_Instructions for the task_. Of all the lines in this data, how many include "color"? Respond with the number only.

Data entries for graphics
+---+

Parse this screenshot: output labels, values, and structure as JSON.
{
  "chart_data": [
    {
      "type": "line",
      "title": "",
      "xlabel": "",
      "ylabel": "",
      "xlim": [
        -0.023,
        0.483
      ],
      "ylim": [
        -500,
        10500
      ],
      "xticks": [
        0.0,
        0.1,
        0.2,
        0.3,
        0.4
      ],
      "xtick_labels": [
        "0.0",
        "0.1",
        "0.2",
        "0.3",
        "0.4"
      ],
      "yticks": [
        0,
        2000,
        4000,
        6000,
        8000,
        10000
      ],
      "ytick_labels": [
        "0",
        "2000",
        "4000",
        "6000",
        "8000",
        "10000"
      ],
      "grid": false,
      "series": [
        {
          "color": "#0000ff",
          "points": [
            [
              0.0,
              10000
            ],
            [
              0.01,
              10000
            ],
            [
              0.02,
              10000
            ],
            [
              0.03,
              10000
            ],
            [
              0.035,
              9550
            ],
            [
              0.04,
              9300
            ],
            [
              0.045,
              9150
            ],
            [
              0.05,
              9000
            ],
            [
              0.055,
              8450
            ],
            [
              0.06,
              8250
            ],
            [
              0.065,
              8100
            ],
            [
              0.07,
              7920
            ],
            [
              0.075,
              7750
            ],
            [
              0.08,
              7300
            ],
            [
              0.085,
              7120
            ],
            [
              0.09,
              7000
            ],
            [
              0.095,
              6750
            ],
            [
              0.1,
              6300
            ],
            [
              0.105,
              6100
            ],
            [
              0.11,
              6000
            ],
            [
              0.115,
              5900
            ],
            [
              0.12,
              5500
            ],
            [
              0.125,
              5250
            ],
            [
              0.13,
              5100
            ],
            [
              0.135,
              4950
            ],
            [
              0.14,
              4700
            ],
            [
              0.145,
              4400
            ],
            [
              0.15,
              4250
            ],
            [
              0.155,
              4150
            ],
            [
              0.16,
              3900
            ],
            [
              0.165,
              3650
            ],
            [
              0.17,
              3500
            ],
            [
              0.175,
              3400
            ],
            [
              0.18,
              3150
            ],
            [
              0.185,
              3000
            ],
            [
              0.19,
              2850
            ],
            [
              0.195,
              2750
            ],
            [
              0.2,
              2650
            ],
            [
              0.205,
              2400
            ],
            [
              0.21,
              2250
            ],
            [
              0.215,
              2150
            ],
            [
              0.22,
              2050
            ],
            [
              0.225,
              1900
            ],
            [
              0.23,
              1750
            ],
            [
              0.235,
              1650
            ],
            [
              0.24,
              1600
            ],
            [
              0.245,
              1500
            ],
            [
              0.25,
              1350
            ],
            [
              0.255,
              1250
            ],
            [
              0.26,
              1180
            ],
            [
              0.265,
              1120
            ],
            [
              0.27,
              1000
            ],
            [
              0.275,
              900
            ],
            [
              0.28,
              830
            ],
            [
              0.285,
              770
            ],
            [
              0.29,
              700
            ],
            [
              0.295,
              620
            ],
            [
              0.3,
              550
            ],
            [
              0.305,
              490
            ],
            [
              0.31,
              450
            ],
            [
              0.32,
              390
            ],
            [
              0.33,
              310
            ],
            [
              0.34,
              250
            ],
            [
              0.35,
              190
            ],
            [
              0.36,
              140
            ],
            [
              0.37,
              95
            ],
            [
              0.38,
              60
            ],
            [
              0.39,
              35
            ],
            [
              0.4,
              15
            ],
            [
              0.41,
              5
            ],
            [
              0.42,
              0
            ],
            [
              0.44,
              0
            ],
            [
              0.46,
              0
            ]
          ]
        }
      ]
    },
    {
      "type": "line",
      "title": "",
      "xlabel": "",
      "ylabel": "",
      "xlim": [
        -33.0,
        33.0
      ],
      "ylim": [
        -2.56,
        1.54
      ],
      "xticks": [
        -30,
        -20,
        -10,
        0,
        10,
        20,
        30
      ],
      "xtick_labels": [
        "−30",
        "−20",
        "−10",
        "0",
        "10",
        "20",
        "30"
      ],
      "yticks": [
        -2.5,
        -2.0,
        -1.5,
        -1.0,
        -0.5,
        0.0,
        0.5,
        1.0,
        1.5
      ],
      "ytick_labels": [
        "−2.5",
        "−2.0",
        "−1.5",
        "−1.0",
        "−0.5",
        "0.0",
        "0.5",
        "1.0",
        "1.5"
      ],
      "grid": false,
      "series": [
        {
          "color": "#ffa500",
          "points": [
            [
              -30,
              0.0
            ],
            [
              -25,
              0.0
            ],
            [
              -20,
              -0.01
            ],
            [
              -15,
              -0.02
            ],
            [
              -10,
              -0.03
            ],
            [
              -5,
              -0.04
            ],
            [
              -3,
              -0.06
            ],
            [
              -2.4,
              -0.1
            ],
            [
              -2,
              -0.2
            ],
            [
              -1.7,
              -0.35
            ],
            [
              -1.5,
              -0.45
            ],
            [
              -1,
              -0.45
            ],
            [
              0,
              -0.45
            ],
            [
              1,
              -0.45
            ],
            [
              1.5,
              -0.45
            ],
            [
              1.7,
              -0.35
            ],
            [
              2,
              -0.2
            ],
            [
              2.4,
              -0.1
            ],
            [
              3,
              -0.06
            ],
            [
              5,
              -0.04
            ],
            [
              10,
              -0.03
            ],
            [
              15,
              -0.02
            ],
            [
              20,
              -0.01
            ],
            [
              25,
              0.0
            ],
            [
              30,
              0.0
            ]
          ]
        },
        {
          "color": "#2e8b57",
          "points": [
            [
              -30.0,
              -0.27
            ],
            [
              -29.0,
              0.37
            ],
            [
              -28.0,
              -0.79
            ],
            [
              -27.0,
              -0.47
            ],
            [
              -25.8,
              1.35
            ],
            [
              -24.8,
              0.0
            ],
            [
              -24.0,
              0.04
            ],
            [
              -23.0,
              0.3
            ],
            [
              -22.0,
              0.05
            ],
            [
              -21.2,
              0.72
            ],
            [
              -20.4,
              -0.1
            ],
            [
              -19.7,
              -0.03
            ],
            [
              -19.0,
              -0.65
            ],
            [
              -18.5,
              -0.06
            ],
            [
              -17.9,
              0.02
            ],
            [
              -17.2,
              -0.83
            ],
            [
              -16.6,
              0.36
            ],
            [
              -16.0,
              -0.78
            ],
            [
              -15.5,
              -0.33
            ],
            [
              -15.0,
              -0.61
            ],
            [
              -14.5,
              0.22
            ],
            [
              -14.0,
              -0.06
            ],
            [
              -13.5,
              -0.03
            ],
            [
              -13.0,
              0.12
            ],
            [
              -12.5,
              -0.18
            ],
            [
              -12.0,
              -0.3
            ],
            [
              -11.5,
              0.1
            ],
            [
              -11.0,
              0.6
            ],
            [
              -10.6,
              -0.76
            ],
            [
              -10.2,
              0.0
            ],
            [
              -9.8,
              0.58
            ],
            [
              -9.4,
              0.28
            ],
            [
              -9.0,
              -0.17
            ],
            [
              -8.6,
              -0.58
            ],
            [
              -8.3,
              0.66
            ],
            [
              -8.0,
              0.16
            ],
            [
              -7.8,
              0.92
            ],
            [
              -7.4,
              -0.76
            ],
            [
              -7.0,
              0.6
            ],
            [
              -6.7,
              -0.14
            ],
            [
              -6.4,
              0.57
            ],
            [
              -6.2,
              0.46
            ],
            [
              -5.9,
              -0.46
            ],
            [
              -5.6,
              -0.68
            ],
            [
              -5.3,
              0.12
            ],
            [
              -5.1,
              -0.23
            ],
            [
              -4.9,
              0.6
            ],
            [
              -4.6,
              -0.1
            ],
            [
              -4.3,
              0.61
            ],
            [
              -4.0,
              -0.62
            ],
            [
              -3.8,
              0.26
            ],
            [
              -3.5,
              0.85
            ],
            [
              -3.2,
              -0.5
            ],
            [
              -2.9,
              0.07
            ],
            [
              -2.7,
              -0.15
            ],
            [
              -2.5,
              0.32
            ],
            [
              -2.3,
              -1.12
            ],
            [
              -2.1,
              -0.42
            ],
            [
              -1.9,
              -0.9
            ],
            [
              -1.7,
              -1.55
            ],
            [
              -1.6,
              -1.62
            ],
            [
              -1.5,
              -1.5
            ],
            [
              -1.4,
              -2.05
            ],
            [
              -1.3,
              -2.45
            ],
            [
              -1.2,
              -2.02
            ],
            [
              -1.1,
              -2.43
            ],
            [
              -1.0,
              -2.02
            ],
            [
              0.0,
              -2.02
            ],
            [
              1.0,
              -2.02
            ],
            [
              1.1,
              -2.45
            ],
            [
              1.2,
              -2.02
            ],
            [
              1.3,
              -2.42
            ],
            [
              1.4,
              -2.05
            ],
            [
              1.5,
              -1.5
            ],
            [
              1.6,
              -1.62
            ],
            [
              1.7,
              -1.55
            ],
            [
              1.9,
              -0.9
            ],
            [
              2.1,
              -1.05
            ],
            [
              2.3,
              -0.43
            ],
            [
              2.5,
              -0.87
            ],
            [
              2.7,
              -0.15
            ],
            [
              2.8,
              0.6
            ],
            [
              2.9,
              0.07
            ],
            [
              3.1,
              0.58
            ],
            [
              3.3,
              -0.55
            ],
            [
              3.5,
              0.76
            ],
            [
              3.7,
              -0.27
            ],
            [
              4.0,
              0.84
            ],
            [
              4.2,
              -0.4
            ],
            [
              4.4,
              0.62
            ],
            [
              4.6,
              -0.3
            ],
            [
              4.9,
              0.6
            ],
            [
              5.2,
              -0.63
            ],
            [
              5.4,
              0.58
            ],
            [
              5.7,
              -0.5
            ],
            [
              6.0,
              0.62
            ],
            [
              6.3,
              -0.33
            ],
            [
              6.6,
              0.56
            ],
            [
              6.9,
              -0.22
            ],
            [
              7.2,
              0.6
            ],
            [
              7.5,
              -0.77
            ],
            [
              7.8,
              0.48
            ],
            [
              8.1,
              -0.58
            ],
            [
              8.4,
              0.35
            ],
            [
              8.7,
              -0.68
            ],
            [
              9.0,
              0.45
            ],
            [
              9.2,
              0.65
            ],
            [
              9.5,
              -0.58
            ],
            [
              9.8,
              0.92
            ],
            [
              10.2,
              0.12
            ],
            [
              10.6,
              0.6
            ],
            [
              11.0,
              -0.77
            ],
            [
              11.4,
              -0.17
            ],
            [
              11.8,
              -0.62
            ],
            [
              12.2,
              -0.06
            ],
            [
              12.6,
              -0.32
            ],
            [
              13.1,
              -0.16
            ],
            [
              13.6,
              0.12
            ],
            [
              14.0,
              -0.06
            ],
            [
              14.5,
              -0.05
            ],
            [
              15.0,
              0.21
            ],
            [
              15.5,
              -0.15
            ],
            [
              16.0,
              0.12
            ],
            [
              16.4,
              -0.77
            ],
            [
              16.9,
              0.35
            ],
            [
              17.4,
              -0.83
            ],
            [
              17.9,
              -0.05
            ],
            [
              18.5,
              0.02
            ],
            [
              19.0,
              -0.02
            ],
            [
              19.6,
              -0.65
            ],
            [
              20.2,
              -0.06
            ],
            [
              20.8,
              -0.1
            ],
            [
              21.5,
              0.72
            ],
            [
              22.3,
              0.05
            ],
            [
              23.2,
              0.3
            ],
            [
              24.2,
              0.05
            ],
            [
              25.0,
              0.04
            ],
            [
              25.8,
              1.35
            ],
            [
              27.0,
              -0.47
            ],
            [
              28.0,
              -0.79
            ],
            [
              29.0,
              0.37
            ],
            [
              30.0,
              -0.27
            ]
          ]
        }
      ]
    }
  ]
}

+---+

_Final answer_. 3